Retype each record shown below, leaving every character as it is.

^^^^^^^^

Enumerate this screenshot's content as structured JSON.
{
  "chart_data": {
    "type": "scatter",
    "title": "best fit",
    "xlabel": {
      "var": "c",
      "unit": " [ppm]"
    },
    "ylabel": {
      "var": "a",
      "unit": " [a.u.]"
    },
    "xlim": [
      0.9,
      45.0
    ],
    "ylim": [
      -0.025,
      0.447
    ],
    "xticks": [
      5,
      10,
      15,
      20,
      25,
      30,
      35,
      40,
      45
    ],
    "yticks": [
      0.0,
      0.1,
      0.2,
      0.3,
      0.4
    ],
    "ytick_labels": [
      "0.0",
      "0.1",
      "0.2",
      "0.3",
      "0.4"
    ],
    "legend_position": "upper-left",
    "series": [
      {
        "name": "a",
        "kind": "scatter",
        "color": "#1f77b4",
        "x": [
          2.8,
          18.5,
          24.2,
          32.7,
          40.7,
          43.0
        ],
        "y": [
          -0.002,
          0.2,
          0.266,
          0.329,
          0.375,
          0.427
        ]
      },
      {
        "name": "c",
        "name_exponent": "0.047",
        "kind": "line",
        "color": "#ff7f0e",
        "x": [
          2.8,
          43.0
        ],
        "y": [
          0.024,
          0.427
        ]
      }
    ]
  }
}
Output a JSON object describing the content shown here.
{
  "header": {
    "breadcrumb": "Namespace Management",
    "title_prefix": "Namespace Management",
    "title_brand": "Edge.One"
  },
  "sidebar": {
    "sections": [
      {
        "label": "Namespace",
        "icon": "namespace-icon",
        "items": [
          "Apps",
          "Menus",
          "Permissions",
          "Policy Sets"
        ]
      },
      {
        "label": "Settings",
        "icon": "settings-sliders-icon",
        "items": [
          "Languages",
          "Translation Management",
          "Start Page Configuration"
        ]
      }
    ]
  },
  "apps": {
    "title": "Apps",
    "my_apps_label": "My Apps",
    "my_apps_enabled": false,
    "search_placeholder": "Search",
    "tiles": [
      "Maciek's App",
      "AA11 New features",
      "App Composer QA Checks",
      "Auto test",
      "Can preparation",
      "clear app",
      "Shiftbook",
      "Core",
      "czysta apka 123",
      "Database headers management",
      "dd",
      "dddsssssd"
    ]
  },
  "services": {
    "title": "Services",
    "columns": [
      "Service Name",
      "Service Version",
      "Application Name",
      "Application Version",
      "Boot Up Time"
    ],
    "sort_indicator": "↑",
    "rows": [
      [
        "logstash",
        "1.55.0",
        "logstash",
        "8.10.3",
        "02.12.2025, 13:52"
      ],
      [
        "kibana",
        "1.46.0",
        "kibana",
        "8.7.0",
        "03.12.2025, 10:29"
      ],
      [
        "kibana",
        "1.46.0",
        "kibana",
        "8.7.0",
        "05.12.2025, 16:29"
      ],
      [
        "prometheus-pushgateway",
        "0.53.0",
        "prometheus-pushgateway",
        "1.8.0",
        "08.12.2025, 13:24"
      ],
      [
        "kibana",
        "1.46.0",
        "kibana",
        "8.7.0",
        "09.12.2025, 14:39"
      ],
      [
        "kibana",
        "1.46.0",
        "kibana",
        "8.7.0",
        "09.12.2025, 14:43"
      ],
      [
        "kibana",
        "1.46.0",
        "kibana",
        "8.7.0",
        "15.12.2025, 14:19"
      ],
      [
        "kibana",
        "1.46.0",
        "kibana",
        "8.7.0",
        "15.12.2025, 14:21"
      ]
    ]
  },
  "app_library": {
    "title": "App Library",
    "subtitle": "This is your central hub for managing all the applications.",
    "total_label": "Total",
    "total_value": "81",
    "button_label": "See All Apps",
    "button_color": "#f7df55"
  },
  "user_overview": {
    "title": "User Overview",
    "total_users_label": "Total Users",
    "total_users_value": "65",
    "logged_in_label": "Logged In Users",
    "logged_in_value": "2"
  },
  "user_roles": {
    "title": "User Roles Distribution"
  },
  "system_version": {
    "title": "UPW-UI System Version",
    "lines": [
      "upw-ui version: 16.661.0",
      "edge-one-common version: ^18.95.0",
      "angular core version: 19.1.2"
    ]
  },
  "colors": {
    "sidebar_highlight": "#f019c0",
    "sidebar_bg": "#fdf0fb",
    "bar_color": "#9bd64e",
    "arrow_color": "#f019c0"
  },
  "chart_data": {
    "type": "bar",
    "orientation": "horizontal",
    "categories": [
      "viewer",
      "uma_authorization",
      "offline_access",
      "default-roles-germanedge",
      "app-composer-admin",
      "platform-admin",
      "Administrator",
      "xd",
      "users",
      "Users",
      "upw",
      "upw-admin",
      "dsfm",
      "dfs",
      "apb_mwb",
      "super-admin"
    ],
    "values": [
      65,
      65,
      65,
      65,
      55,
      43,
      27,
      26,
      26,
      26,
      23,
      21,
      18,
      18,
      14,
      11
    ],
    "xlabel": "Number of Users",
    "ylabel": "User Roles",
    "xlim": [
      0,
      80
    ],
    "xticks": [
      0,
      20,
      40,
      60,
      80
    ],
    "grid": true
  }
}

^^^^^^^^

Exercise result:
Enumerate this screenshot's content as structured JSON.
{
  "chart_data": {
    "type": "scatter",
    "title": "best fit",
    "xlabel": {
      "var": "c",
      "unit": " [ppm]"
    },
    "ylabel": {
      "var": "a",
      "unit": " [a.u.]"
    },
    "xlim": [
      0.9,
      45.0
    ],
    "ylim": [
      -0.025,
      0.447
    ],
    "xticks": [
      5,
      10,
      15,
      20,
      25,
      30,
      35,
      40,
      45
    ],
    "yticks": [
      0.0,
      0.1,
      0.2,
      0.3,
      0.4
    ],
    "ytick_labels": [
      "0.0",
      "0.1",
      "0.2",
      "0.3",
      "0.4"
    ],
    "legend_position": "upper-left",
    "series": [
      {
        "name": "a",
        "kind": "scatter",
        "color": "#1f77b4",
        "x": [
          2.8,
          18.5,
          24.2,
          32.7,
          40.7,
          43.0
        ],
        "y": [
          -0.002,
          0.2,
          0.266,
          0.329,
          0.375,
          0.427
        ]
      },
      {
        "name": "c",
        "name_exponent": "0.047",
        "kind": "line",
        "color": "#ff7f0e",
        "x": [
          2.8,
          43.0
        ],
        "y": [
          0.024,
          0.427
        ]
      }
    ]
  }
}
Output a JSON object describing the content shown here.
{
  "header": {
    "breadcrumb": "Namespace Management",
    "title_prefix": "Namespace Management",
    "title_brand": "Edge.One"
  },
  "sidebar": {
    "sections": [
      {
        "label": "Namespace",
        "icon": "namespace-icon",
        "items": [
          "Apps",
          "Menus",
          "Permissions",
          "Policy Sets"
        ]
      },
      {
        "label": "Settings",
        "icon": "settings-sliders-icon",
        "items": [
          "Languages",
          "Translation Management",
          "Start Page Configuration"
        ]
      }
    ]
  },
  "apps": {
    "title": "Apps",
    "my_apps_label": "My Apps",
    "my_apps_enabled": false,
    "search_placeholder": "Search",
    "tiles": [
      "Maciek's App",
      "AA11 New features",
      "App Composer QA Checks",
      "Auto test",
      "Can preparation",
      "clear app",
      "Shiftbook",
      "Core",
      "czysta apka 123",
      "Database headers management",
      "dd",
      "dddsssssd"
    ]
  },
  "services": {
    "title": "Services",
    "columns": [
      "Service Name",
      "Service Version",
      "Application Name",
      "Application Version",
      "Boot Up Time"
    ],
    "sort_indicator": "↑",
    "rows": [
      [
        "logstash",
        "1.55.0",
        "logstash",
        "8.10.3",
        "02.12.2025, 13:52"
      ],
      [
        "kibana",
        "1.46.0",
        "kibana",
        "8.7.0",
        "03.12.2025, 10:29"
      ],
      [
        "kibana",
        "1.46.0",
        "kibana",
        "8.7.0",
        "05.12.2025, 16:29"
      ],
      [
        "prometheus-pushgateway",
        "0.53.0",
        "prometheus-pushgateway",
        "1.8.0",
        "08.12.2025, 13:24"
      ],
      [
        "kibana",
        "1.46.0",
        "kibana",
        "8.7.0",
        "09.12.2025, 14:39"
      ],
      [
        "kibana",
        "1.46.0",
        "kibana",
        "8.7.0",
        "09.12.2025, 14:43"
      ],
      [
        "kibana",
        "1.46.0",
        "kibana",
        "8.7.0",
        "15.12.2025, 14:19"
      ],
      [
        "kibana",
        "1.46.0",
        "kibana",
        "8.7.0",
        "15.12.2025, 14:21"
      ]
    ]
  },
  "app_library": {
    "title": "App Library",
    "subtitle": "This is your central hub for managing all the applications.",
    "total_label": "Total",
    "total_value": "81",
    "button_label": "See All Apps",
    "button_color": "#f7df55"
  },
  "user_overview": {
    "title": "User Overview",
    "total_users_label": "Total Users",
    "total_users_value": "65",
    "logged_in_label": "Logged In Users",
    "logged_in_value": "2"
  },
  "user_roles": {
    "title": "User Roles Distribution"
  },
  "system_version": {
    "title": "UPW-UI System Version",
    "lines": [
      "upw-ui version: 16.661.0",
      "edge-one-common version: ^18.95.0",
      "angular core version: 19.1.2"
    ]
  },
  "colors": {
    "sidebar_highlight": "#f019c0",
    "sidebar_bg": "#fdf0fb",
    "bar_color": "#9bd64e",
    "arrow_color": "#f019c0"
  },
  "chart_data": {
    "type": "bar",
    "orientation": "horizontal",
    "categories": [
      "viewer",
      "uma_authorization",
      "offline_access",
      "default-roles-germanedge",
      "app-composer-admin",
      "platform-admin",
      "Administrator",
      "xd",
      "users",
      "Users",
      "upw",
      "upw-admin",
      "dsfm",
      "dfs",
      "apb_mwb",
      "super-admin"
    ],
    "values": [
      65,
      65,
      65,
      65,
      55,
      43,
      27,
      26,
      26,
      26,
      23,
      21,
      18,
      18,
      14,
      11
    ],
    "xlabel": "Number of Users",
    "ylabel": "User Roles",
    "xlim": [
      0,
      80
    ],
    "xticks": [
      0,
      20,
      40,
      60,
      80
    ],
    "grid": true
  }
}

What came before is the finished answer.